Problem to work on
Would you return the complete listing below word for word?

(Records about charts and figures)
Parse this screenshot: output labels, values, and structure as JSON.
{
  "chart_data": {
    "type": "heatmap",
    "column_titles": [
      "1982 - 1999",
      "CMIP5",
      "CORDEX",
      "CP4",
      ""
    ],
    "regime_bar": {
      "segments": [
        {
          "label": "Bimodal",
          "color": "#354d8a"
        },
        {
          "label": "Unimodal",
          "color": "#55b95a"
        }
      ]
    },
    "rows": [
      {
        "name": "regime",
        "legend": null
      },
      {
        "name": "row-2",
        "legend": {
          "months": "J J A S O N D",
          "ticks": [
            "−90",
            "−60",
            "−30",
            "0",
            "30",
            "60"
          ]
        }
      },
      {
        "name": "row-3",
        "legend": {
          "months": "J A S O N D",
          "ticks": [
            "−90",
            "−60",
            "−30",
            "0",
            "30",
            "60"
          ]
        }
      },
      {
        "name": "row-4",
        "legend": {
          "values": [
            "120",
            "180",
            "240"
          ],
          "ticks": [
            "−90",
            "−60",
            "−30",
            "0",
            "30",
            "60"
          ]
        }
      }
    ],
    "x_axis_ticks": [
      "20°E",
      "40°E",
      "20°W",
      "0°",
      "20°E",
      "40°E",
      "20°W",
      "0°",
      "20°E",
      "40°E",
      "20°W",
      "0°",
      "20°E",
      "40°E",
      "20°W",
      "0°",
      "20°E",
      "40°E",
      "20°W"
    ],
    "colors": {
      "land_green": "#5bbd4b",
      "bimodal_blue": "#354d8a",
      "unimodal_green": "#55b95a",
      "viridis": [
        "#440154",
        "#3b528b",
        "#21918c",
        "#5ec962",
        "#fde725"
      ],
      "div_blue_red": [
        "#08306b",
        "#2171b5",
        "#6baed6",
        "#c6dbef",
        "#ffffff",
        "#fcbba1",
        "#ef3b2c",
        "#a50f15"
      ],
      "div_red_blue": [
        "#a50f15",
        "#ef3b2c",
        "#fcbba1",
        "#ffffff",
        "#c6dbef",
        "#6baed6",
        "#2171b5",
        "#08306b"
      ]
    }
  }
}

Final result
Parse this screenshot: output labels, values, and structure as JSON.
{
  "chart_data": {
    "type": "heatmap",
    "column_titles": [
      "1982 - 1999",
      "CMIP5",
      "CORDEX",
      "CP4",
      ""
    ],
    "regime_bar": {
      "segments": [
        {
          "label": "Bimodal",
          "color": "#354d8a"
        },
        {
          "label": "Unimodal",
          "color": "#55b95a"
        }
      ]
    },
    "rows": [
      {
        "name": "regime",
        "legend": null
      },
      {
        "name": "row-2",
        "legend": {
          "months": "J J A S O N D",
          "ticks": [
            "−90",
            "−60",
            "−30",
            "0",
            "30",
            "60"
          ]
        }
      },
      {
        "name": "row-3",
        "legend": {
          "months": "J A S O N D",
          "ticks": [
            "−90",
            "−60",
            "−30",
            "0",
            "30",
            "60"
          ]
        }
      },
      {
        "name": "row-4",
        "legend": {
          "values": [
            "120",
            "180",
            "240"
          ],
          "ticks": [
            "−90",
            "−60",
            "−30",
            "0",
            "30",
            "60"
          ]
        }
      }
    ],
    "x_axis_ticks": [
      "20°E",
      "40°E",
      "20°W",
      "0°",
      "20°E",
      "40°E",
      "20°W",
      "0°",
      "20°E",
      "40°E",
      "20°W",
      "0°",
      "20°E",
      "40°E",
      "20°W",
      "0°",
      "20°E",
      "40°E",
      "20°W"
    ],
    "colors": {
      "land_green": "#5bbd4b",
      "bimodal_blue": "#354d8a",
      "unimodal_green": "#55b95a",
      "viridis": [
        "#440154",
        "#3b528b",
        "#21918c",
        "#5ec962",
        "#fde725"
      ],
      "div_blue_red": [
        "#08306b",
        "#2171b5",
        "#6baed6",
        "#c6dbef",
        "#ffffff",
        "#fcbba1",
        "#ef3b2c",
        "#a50f15"
      ],
      "div_red_blue": [
        "#a50f15",
        "#ef3b2c",
        "#fcbba1",
        "#ffffff",
        "#c6dbef",
        "#6baed6",
        "#2171b5",
        "#08306b"
      ]
    }
  }
}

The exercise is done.